__TASK DESCRIPTION__
Pull out the lines of the records starting at the first line and ending at the line that contains "- y-tick-label: 220: [15, 217, 50, 240]", and reproduce them word for word.
___ INPUT ROWS ___
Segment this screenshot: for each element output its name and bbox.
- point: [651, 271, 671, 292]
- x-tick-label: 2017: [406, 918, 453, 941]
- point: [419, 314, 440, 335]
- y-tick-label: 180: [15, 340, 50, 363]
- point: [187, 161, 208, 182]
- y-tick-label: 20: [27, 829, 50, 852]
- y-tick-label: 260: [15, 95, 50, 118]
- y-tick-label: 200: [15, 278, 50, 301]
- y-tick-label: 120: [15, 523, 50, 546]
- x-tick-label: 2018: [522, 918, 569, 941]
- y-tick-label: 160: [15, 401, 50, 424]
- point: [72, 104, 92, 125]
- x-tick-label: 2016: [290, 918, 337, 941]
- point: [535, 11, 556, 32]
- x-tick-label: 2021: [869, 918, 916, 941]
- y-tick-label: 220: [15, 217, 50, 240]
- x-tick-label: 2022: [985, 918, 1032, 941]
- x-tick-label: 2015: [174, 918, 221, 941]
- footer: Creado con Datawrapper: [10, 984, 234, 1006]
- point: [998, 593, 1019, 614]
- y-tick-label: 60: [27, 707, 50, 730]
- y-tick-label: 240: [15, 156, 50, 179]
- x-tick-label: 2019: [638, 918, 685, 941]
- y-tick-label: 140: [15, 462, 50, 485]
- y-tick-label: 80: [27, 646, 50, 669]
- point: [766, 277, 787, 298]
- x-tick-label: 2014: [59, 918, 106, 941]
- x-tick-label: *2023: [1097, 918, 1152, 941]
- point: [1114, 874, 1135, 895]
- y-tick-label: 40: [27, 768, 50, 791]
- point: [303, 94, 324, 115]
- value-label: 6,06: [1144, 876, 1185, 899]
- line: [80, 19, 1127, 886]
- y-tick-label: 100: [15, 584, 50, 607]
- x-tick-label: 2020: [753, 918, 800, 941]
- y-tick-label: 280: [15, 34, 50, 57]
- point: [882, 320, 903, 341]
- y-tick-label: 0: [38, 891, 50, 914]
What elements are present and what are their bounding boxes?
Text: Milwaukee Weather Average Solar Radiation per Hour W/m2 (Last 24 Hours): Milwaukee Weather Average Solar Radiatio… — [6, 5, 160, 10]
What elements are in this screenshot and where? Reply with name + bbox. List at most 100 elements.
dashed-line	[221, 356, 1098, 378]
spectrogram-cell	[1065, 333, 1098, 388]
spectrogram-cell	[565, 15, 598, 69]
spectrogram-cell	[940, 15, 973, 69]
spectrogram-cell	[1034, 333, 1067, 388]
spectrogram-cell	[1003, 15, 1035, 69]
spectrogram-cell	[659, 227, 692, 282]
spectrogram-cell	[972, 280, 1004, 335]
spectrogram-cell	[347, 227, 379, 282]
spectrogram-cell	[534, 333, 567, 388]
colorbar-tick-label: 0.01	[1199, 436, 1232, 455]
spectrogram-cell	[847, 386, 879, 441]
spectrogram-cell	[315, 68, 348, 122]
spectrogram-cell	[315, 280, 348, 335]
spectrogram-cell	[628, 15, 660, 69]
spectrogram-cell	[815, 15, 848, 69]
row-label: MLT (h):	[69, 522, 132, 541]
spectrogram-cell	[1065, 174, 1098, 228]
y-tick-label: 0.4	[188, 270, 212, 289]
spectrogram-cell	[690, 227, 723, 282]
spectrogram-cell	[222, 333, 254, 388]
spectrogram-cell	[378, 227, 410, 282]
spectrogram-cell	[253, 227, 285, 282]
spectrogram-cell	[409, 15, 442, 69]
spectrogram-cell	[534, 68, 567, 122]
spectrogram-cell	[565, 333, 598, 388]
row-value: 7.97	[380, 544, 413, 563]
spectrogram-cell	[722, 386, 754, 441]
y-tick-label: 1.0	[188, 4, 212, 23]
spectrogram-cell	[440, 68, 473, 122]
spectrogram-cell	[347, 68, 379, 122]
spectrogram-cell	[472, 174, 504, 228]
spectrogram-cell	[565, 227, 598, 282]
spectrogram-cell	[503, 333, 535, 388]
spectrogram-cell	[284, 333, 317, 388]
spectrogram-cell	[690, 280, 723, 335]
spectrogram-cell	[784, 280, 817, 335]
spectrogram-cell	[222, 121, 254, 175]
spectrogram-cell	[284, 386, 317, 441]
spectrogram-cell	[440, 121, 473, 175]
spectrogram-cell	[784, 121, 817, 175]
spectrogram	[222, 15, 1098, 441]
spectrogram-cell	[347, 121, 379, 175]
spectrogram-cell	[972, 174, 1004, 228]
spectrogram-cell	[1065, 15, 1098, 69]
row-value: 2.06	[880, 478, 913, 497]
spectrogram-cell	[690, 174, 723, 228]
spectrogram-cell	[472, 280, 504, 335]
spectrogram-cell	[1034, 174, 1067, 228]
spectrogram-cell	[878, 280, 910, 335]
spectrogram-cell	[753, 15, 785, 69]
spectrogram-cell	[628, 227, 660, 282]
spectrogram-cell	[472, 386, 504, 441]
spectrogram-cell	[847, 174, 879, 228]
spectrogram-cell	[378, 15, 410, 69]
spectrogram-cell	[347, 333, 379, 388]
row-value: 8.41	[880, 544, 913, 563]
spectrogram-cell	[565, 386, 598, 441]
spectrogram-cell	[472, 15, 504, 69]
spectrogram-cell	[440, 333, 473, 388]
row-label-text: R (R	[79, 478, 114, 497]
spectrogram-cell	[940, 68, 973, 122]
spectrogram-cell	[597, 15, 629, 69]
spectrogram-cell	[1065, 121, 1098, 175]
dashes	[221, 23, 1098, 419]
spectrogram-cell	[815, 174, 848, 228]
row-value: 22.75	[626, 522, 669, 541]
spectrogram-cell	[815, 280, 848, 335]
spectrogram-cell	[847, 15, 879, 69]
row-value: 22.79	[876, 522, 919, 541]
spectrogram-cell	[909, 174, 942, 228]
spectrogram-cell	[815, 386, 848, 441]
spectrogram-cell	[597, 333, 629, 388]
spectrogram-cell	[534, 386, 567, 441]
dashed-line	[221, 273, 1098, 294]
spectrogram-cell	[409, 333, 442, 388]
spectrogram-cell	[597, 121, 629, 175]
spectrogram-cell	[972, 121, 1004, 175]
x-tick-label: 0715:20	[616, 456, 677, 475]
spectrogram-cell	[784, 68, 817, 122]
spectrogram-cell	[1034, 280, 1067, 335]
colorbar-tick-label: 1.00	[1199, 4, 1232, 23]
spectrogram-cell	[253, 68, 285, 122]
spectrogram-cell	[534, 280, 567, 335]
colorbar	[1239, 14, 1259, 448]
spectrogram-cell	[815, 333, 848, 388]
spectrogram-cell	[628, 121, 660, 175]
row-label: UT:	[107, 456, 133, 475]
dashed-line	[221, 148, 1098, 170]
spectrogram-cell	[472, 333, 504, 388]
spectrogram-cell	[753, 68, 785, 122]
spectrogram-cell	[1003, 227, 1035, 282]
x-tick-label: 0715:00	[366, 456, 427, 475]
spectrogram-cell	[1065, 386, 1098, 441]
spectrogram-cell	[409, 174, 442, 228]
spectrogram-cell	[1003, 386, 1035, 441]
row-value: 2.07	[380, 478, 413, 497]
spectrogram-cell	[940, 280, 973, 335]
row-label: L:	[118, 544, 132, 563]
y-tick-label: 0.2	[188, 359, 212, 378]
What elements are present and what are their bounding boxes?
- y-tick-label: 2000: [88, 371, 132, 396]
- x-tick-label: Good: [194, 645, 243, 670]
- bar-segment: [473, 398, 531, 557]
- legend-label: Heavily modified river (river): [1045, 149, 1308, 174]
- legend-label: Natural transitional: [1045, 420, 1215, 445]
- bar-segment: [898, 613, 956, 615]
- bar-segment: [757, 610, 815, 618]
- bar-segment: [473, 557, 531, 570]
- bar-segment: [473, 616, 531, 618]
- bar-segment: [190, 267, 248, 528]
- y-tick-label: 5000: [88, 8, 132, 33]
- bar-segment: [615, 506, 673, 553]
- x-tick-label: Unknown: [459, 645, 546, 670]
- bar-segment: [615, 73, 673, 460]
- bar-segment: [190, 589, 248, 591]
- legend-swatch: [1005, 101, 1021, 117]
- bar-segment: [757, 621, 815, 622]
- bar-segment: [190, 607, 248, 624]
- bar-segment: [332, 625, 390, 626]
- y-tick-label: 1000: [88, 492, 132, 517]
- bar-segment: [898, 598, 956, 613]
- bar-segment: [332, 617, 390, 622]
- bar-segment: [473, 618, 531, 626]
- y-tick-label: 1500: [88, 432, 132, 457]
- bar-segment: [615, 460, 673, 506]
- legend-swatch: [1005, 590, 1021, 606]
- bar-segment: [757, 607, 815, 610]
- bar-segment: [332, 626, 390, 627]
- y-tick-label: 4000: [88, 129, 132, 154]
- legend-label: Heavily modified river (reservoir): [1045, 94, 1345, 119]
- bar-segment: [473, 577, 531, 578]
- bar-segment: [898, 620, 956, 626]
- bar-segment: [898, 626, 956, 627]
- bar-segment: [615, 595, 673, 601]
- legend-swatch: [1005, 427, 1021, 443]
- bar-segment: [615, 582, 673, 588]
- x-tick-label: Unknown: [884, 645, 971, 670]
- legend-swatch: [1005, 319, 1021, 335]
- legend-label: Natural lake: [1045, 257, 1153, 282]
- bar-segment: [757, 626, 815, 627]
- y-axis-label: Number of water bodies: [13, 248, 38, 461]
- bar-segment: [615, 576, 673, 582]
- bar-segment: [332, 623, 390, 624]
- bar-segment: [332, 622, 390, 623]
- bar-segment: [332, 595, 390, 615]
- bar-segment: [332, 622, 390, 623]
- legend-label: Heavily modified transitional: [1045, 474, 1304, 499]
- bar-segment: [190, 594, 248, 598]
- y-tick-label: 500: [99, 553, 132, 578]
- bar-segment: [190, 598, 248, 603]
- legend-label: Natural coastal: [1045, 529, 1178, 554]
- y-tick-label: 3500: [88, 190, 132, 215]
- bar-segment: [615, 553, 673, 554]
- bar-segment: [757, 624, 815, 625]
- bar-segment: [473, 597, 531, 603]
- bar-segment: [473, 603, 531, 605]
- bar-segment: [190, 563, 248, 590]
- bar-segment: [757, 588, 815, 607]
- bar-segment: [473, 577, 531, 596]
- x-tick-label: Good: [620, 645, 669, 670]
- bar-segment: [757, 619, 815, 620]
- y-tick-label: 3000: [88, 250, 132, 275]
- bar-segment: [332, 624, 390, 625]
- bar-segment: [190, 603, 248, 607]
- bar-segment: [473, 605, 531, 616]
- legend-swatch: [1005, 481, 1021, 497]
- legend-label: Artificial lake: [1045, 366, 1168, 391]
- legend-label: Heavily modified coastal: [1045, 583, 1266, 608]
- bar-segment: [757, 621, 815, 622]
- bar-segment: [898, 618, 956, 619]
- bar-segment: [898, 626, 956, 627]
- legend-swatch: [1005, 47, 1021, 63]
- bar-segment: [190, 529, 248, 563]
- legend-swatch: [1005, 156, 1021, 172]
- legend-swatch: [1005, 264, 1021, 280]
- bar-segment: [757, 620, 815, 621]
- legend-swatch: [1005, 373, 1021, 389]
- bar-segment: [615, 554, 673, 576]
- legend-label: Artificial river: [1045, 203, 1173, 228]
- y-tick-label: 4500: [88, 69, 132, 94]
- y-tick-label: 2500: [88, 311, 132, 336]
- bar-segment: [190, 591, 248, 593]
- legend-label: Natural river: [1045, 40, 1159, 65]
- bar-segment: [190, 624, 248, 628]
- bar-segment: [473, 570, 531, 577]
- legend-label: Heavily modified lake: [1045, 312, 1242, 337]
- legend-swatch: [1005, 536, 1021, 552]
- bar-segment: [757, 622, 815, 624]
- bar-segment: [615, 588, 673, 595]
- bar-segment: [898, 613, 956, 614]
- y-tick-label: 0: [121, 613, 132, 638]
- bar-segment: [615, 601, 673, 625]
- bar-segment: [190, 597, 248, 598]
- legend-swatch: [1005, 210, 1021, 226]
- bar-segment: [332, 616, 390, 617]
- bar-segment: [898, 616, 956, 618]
___
__FULL RESPONSE__
Segment this screenshot: for each element output its name and bbox.
- point: [651, 271, 671, 292]
- x-tick-label: 2017: [406, 918, 453, 941]
- point: [419, 314, 440, 335]
- y-tick-label: 180: [15, 340, 50, 363]
- point: [187, 161, 208, 182]
- y-tick-label: 20: [27, 829, 50, 852]
- y-tick-label: 260: [15, 95, 50, 118]
- y-tick-label: 200: [15, 278, 50, 301]
- y-tick-label: 120: [15, 523, 50, 546]
- x-tick-label: 2018: [522, 918, 569, 941]
- y-tick-label: 160: [15, 401, 50, 424]
- point: [72, 104, 92, 125]
- x-tick-label: 2016: [290, 918, 337, 941]
- point: [535, 11, 556, 32]
- x-tick-label: 2021: [869, 918, 916, 941]
- y-tick-label: 220: [15, 217, 50, 240]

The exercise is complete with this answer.